■ What is needed ■
Look through the entries below and count the lines with the word "icon" in them; give only the number.

■ Provided records ■
[start]

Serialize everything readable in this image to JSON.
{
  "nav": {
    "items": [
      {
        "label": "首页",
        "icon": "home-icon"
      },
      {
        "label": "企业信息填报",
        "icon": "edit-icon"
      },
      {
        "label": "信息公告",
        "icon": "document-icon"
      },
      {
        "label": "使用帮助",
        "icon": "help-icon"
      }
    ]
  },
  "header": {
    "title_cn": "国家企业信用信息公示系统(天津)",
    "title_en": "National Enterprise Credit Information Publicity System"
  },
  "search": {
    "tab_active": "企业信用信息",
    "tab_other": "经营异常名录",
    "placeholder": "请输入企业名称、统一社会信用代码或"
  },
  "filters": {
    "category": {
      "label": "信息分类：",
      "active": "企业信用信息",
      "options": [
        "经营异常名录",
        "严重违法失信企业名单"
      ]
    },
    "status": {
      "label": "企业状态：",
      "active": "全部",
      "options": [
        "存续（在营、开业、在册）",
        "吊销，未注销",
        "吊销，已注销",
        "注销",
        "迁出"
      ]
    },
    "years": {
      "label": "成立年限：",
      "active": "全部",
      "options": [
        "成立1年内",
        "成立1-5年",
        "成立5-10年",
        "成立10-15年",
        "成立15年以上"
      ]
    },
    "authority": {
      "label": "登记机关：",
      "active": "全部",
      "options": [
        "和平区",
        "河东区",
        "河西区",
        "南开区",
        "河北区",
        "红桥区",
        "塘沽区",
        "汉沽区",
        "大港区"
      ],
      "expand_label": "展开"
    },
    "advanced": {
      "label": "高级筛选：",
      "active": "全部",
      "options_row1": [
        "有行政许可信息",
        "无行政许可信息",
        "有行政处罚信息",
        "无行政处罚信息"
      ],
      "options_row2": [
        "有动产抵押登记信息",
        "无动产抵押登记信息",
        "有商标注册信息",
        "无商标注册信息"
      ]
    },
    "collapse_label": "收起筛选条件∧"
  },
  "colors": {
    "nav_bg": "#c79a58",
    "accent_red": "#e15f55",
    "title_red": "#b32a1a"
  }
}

[end]

■ Full output ■
4